PROMPT –
Scan the data below for the string "Hazelnut". Copy every line where it appears.

--- Start of INPUT MATERIAL ---

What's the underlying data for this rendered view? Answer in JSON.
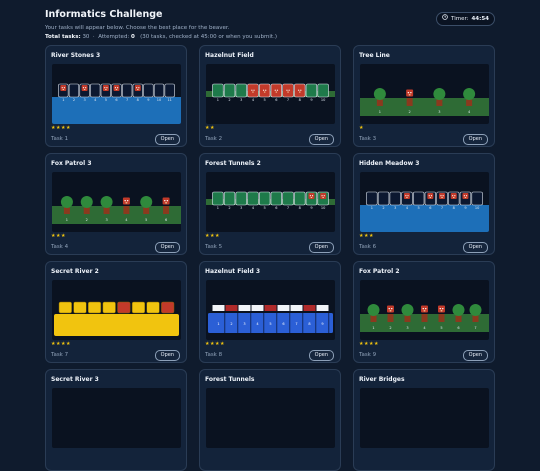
{
  "app": {
    "title": "Informatics Challenge",
    "subtitle": "Your tasks will appear below. Choose the best place for the beaver.",
    "timer_label": "Timer:",
    "timer_value": "44:54"
  },
  "stats": {
    "total_label": "Total tasks:",
    "total_value": "30",
    "attempted_label": "Attempted:",
    "attempted_value": "0",
    "note": "(30 tasks, checked at 45:00 or when you submit.)"
  },
  "open_label": "Open",
  "tasks": [
    {
      "title": "River Stones 3",
      "stars": "★★★★",
      "label": "Task 1",
      "scene": "river",
      "cells": 11,
      "beavers": [
        1,
        3,
        5,
        6,
        8
      ]
    },
    {
      "title": "Hazelnut Field",
      "stars": "★★",
      "label": "Task 2",
      "scene": "field",
      "cells": 10,
      "beavers": [
        4,
        5,
        6,
        7,
        8
      ]
    },
    {
      "title": "Tree Line",
      "stars": "★",
      "label": "Task 3",
      "scene": "trees",
      "cells": 4,
      "beavers": [
        2
      ]
    },
    {
      "title": "Fox Patrol 3",
      "stars": "★★★",
      "label": "Task 4",
      "scene": "trees",
      "cells": 6,
      "beavers": [
        4,
        6
      ]
    },
    {
      "title": "Forest Tunnels 2",
      "stars": "★★★",
      "label": "Task 5",
      "scene": "tunnel",
      "cells": 10,
      "beavers": [
        9,
        10
      ]
    },
    {
      "title": "Hidden Meadow 3",
      "stars": "★★★",
      "label": "Task 6",
      "scene": "river",
      "cells": 10,
      "beavers": [
        4,
        6,
        7,
        8,
        9
      ]
    },
    {
      "title": "Secret River 2",
      "stars": "★★★★",
      "label": "Task 7",
      "scene": "yellow",
      "cells": 8,
      "beavers": [
        5,
        8
      ]
    },
    {
      "title": "Hazelnut Field 3",
      "stars": "★★★★",
      "label": "Task 8",
      "scene": "piano",
      "cells": 9,
      "beavers": []
    },
    {
      "title": "Fox Patrol 2",
      "stars": "★★★★",
      "label": "Task 9",
      "scene": "trees",
      "cells": 7,
      "beavers": [
        2,
        4,
        5
      ]
    },
    {
      "title": "Secret River 3",
      "stars": "",
      "label": "",
      "scene": "none",
      "cells": 0,
      "beavers": []
    },
    {
      "title": "Forest Tunnels",
      "stars": "",
      "label": "",
      "scene": "none",
      "cells": 0,
      "beavers": []
    },
    {
      "title": "River Bridges",
      "stars": "",
      "label": "",
      "scene": "none",
      "cells": 0,
      "beavers": []
    }
  ],
  "colors": {
    "background": "#0f1b2d",
    "card": "#13233a",
    "water": "#1d6fb8",
    "grass": "#2e6b35",
    "tree": "#2f8a3c",
    "trunk": "#8a3a1e",
    "beaver": "#c23a2a",
    "yellow": "#f1c40f",
    "piano_blue": "#2b5fd6"
  }
}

--- End of INPUT MATERIAL ---

SOLUTION FOR THIS PROBLEM –
      "title": "Hazelnut Field",
      "title": "Hazelnut Field 3",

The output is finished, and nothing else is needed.